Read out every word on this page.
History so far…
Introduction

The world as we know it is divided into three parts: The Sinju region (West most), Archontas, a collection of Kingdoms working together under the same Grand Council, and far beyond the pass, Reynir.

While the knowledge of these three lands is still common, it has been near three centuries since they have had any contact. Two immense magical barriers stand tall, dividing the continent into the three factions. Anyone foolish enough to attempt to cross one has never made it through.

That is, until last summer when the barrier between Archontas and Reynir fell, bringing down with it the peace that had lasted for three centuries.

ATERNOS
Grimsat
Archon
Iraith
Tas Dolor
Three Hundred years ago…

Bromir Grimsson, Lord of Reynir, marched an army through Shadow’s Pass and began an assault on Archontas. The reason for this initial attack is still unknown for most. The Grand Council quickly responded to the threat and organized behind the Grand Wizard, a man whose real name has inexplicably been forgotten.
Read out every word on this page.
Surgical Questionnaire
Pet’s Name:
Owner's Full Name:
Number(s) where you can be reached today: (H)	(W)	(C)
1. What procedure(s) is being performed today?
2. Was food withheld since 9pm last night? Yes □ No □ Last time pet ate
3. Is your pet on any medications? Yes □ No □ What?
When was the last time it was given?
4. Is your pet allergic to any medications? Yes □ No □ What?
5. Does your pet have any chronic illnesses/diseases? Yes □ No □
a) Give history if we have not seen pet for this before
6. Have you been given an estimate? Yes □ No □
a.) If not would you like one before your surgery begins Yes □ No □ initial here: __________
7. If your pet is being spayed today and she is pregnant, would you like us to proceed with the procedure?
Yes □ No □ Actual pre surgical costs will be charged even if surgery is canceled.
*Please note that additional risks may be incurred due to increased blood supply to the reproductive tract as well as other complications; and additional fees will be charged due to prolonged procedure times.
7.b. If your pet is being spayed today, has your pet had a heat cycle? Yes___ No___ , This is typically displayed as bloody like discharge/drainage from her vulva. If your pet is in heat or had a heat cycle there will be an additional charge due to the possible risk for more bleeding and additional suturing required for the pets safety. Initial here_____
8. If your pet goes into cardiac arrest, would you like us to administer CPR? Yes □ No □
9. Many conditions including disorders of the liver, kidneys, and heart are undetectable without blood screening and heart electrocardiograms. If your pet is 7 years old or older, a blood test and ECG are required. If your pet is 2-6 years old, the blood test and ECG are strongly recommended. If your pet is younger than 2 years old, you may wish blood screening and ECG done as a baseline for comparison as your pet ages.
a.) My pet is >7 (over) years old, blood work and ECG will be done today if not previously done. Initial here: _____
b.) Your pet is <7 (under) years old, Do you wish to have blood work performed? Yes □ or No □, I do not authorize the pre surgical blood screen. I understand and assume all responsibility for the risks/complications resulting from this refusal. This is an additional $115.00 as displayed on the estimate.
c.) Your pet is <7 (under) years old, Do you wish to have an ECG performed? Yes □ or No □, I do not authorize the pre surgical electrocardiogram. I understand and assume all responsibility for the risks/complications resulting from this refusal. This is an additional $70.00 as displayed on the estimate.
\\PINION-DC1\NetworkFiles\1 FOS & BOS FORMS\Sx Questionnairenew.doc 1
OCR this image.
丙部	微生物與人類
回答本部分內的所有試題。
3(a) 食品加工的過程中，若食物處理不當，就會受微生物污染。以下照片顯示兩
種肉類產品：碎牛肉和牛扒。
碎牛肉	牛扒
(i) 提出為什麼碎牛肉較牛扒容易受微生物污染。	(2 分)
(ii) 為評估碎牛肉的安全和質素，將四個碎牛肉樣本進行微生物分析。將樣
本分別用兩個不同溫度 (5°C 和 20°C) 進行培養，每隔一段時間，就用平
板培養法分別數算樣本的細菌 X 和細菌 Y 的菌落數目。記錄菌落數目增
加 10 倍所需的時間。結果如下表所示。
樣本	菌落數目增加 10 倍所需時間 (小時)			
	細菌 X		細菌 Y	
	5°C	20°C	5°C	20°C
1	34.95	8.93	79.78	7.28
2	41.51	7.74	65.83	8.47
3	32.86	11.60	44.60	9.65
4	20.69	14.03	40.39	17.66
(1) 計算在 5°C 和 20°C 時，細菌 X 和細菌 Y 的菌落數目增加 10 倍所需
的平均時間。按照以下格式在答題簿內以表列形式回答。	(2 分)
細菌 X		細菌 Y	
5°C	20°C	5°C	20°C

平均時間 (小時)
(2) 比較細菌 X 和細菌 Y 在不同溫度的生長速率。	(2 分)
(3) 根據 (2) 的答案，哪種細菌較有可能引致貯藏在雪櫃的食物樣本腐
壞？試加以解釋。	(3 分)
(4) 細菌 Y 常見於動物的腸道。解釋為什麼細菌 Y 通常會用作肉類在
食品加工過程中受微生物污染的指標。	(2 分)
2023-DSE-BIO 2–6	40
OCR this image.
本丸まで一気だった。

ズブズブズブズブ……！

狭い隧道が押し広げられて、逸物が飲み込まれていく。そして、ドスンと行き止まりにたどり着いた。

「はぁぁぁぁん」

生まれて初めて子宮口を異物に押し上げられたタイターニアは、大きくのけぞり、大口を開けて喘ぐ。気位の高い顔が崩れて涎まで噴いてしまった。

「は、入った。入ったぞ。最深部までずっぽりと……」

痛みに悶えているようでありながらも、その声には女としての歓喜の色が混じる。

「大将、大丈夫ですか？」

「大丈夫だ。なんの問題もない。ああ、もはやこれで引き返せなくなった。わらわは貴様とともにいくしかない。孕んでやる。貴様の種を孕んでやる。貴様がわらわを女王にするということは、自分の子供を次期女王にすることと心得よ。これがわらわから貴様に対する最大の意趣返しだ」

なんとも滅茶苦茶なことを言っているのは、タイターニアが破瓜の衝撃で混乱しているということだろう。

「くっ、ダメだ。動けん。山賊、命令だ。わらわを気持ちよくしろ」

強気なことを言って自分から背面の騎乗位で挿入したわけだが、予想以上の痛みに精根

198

------------

- WHAT IS EXPECTED: Quote each line of the data above exactly as written.

- WRITTEN SOLUTION:
Read out every word on this page.
History so far…
Introduction

The world as we know it is divided into three parts: The Sinju region (West most), Archontas, a collection of Kingdoms working together under the same Grand Council, and far beyond the pass, Reynir.

While the knowledge of these three lands is still common, it has been near three centuries since they have had any contact. Two immense magical barriers stand tall, dividing the continent into the three factions. Anyone foolish enough to attempt to cross one has never made it through.

That is, until last summer when the barrier between Archontas and Reynir fell, bringing down with it the peace that had lasted for three centuries.

ATERNOS
Grimsat
Archon
Iraith
Tas Dolor
Three Hundred years ago…

Bromir Grimsson, Lord of Reynir, marched an army through Shadow’s Pass and began an assault on Archontas. The reason for this initial attack is still unknown for most. The Grand Council quickly responded to the threat and organized behind the Grand Wizard, a man whose real name has inexplicably been forgotten.
Read out every word on this page.
Surgical Questionnaire
Pet’s Name:
Owner's Full Name:
Number(s) where you can be reached today: (H)	(W)	(C)
1. What procedure(s) is being performed today?
2. Was food withheld since 9pm last night? Yes □ No □ Last time pet ate
3. Is your pet on any medications? Yes □ No □ What?
When was the last time it was given?
4. Is your pet allergic to any medications? Yes □ No □ What?
5. Does your pet have any chronic illnesses/diseases? Yes □ No □
a) Give history if we have not seen pet for this before
6. Have you been given an estimate? Yes □ No □
a.) If not would you like one before your surgery begins Yes □ No □ initial here: __________
7. If your pet is being spayed today and she is pregnant, would you like us to proceed with the procedure?
Yes □ No □ Actual pre surgical costs will be charged even if surgery is canceled.
*Please note that additional risks may be incurred due to increased blood supply to the reproductive tract as well as other complications; and additional fees will be charged due to prolonged procedure times.
7.b. If your pet is being spayed today, has your pet had a heat cycle? Yes___ No___ , This is typically displayed as bloody like discharge/drainage from her vulva. If your pet is in heat or had a heat cycle there will be an additional charge due to the possible risk for more bleeding and additional suturing required for the pets safety. Initial here_____
8. If your pet goes into cardiac arrest, would you like us to administer CPR? Yes □ No □
9. Many conditions including disorders of the liver, kidneys, and heart are undetectable without blood screening and heart electrocardiograms. If your pet is 7 years old or older, a blood test and ECG are required. If your pet is 2-6 years old, the blood test and ECG are strongly recommended. If your pet is younger than 2 years old, you may wish blood screening and ECG done as a baseline for comparison as your pet ages.
a.) My pet is >7 (over) years old, blood work and ECG will be done today if not previously done. Initial here: _____
b.) Your pet is <7 (under) years old, Do you wish to have blood work performed? Yes □ or No □, I do not authorize the pre surgical blood screen. I understand and assume all responsibility for the risks/complications resulting from this refusal. This is an additional $115.00 as displayed on the estimate.
c.) Your pet is <7 (under) years old, Do you wish to have an ECG performed? Yes □ or No □, I do not authorize the pre surgical electrocardiogram. I understand and assume all responsibility for the risks/complications resulting from this refusal. This is an additional $70.00 as displayed on the estimate.
\\PINION-DC1\NetworkFiles\1 FOS & BOS FORMS\Sx Questionnairenew.doc 1
OCR this image.
丙部	微生物與人類
回答本部分內的所有試題。
3(a) 食品加工的過程中，若食物處理不當，就會受微生物污染。以下照片顯示兩
種肉類產品：碎牛肉和牛扒。
碎牛肉	牛扒
(i) 提出為什麼碎牛肉較牛扒容易受微生物污染。	(2 分)
(ii) 為評估碎牛肉的安全和質素，將四個碎牛肉樣本進行微生物分析。將樣
本分別用兩個不同溫度 (5°C 和 20°C) 進行培養，每隔一段時間，就用平
板培養法分別數算樣本的細菌 X 和細菌 Y 的菌落數目。記錄菌落數目增
加 10 倍所需的時間。結果如下表所示。
樣本	菌落數目增加 10 倍所需時間 (小時)			
	細菌 X		細菌 Y	
	5°C	20°C	5°C	20°C
1	34.95	8.93	79.78	7.28
2	41.51	7.74	65.83	8.47
3	32.86	11.60	44.60	9.65
4	20.69	14.03	40.39	17.66
(1) 計算在 5°C 和 20°C 時，細菌 X 和細菌 Y 的菌落數目增加 10 倍所需
的平均時間。按照以下格式在答題簿內以表列形式回答。	(2 分)
細菌 X		細菌 Y	
5°C	20°C	5°C	20°C

平均時間 (小時)
(2) 比較細菌 X 和細菌 Y 在不同溫度的生長速率。	(2 分)
(3) 根據 (2) 的答案，哪種細菌較有可能引致貯藏在雪櫃的食物樣本腐
壞？試加以解釋。	(3 分)
(4) 細菌 Y 常見於動物的腸道。解釋為什麼細菌 Y 通常會用作肉類在
食品加工過程中受微生物污染的指標。	(2 分)
2023-DSE-BIO 2–6	40
OCR this image.
本丸まで一気だった。

ズブズブズブズブ……！

狭い隧道が押し広げられて、逸物が飲み込まれていく。そして、ドスンと行き止まりにたどり着いた。

「はぁぁぁぁん」

生まれて初めて子宮口を異物に押し上げられたタイターニアは、大きくのけぞり、大口を開けて喘ぐ。気位の高い顔が崩れて涎まで噴いてしまった。

「は、入った。入ったぞ。最深部までずっぽりと……」

痛みに悶えているようでありながらも、その声には女としての歓喜の色が混じる。

「大将、大丈夫ですか？」

「大丈夫だ。なんの問題もない。ああ、もはやこれで引き返せなくなった。わらわは貴様とともにいくしかない。孕んでやる。貴様の種を孕んでやる。貴様がわらわを女王にするということは、自分の子供を次期女王にすることと心得よ。これがわらわから貴様に対する最大の意趣返しだ」

なんとも滅茶苦茶なことを言っているのは、タイターニアが破瓜の衝撃で混乱しているということだろう。

「くっ、ダメだ。動けん。山賊、命令だ。わらわを気持ちよくしろ」

強気なことを言って自分から背面の騎乗位で挿入したわけだが、予想以上の痛みに精根

198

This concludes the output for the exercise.